■ **Short exercise**: Copy out each line that has "JSON" in it.

■ **Information provided**:
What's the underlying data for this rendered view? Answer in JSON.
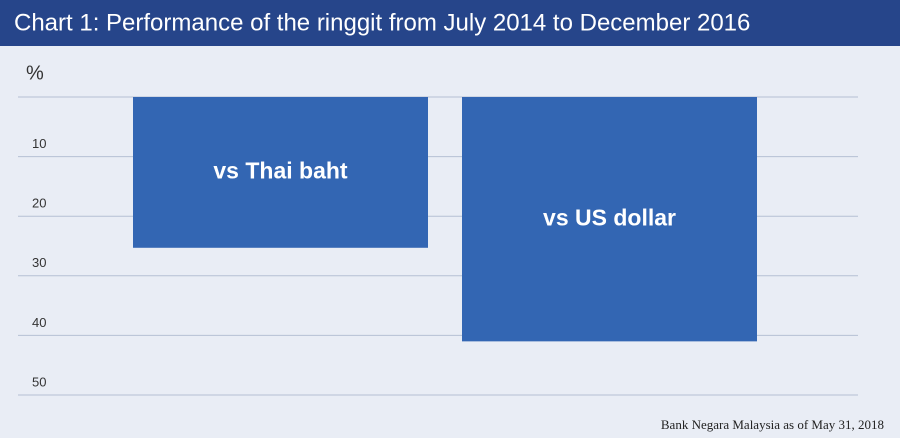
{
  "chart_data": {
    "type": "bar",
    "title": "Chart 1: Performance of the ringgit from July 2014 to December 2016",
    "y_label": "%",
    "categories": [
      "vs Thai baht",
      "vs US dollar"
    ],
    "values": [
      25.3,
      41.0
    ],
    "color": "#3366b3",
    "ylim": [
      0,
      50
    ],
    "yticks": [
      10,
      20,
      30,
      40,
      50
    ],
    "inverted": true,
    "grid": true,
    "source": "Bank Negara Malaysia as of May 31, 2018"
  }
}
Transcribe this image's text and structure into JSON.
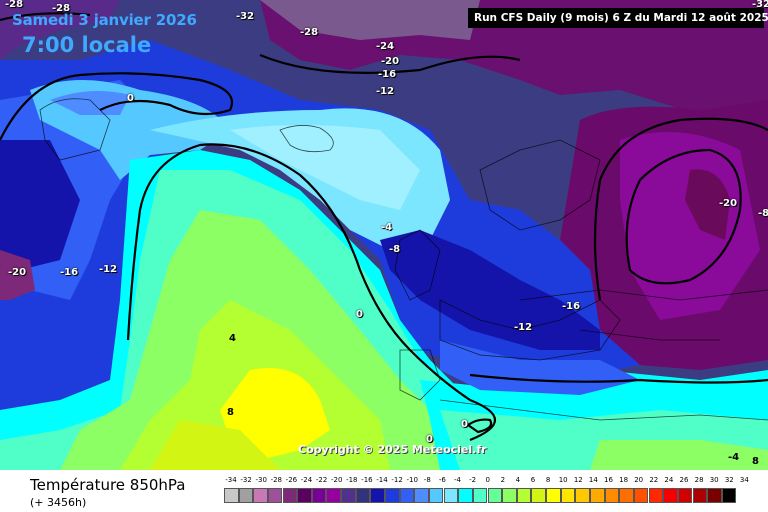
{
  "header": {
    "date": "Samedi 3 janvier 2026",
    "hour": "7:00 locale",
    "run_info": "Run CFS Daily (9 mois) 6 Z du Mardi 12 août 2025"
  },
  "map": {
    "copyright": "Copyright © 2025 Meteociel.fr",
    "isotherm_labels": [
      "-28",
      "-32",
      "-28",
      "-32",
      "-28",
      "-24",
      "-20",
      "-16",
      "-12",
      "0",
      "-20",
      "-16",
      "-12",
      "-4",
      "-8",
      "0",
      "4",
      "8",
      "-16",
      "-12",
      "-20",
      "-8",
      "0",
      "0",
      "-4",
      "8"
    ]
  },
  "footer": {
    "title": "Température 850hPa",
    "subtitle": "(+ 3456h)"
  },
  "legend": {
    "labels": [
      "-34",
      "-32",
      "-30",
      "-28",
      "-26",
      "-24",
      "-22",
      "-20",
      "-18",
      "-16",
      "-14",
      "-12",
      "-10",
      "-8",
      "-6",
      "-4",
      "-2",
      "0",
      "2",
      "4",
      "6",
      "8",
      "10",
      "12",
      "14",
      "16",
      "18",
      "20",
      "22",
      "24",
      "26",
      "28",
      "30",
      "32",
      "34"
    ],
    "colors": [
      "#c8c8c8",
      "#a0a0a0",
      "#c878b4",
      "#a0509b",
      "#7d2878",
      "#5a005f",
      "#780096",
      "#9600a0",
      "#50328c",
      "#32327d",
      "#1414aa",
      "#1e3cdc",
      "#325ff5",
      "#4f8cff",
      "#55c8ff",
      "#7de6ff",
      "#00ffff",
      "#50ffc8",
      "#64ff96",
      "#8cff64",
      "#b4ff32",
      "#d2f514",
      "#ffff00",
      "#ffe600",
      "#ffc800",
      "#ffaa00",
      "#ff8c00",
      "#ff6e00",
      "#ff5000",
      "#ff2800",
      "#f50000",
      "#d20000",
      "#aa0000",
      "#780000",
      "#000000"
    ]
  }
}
---
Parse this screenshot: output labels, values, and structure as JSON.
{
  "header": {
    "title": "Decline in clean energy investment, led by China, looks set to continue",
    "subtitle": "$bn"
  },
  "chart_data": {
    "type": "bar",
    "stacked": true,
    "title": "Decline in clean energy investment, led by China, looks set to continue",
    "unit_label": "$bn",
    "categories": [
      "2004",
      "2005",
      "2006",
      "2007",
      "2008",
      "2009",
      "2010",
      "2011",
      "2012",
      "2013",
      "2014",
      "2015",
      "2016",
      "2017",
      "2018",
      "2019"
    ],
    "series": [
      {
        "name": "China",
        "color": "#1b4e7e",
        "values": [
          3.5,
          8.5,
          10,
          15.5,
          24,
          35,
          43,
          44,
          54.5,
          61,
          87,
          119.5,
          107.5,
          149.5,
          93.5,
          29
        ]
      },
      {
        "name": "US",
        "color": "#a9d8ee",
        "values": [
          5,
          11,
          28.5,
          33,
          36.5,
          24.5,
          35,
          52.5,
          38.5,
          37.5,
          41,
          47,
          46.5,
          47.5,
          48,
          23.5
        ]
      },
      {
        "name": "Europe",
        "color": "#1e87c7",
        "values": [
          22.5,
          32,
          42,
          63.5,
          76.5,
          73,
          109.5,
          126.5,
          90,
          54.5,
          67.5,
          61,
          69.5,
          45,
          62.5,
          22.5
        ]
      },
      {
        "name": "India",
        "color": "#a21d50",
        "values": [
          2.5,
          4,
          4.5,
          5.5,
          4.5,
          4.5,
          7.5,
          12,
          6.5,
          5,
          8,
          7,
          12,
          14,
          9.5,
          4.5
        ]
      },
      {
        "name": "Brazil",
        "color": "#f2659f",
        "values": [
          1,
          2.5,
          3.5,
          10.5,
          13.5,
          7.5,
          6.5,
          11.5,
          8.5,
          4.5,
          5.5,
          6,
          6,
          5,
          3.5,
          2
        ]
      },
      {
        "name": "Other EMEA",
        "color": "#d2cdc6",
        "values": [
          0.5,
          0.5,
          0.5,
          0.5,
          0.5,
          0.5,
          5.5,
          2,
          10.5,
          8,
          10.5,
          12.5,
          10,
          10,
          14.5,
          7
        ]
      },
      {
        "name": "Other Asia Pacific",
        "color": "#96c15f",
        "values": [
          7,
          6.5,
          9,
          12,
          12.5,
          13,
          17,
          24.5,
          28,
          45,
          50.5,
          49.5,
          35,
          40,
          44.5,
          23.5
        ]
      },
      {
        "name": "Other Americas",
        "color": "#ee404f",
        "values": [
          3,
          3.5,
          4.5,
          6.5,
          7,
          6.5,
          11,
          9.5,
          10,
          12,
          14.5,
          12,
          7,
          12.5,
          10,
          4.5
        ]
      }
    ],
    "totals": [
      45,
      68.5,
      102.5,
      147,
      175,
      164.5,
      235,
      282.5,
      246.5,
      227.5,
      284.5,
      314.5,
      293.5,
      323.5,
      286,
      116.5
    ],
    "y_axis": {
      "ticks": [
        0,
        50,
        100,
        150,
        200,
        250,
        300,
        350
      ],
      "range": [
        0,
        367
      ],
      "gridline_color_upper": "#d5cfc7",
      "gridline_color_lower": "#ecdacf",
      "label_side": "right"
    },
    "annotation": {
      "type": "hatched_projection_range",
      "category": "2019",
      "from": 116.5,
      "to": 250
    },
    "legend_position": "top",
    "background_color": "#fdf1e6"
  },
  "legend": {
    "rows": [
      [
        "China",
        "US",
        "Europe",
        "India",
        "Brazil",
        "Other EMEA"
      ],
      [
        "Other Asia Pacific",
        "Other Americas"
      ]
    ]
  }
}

■ **Result below**:
What's the underlying data for this rendered view? Answer in JSON.
Transcribe this image's text and structure into JSON.
Parse this screenshot: output labels, values, and structure as JSON.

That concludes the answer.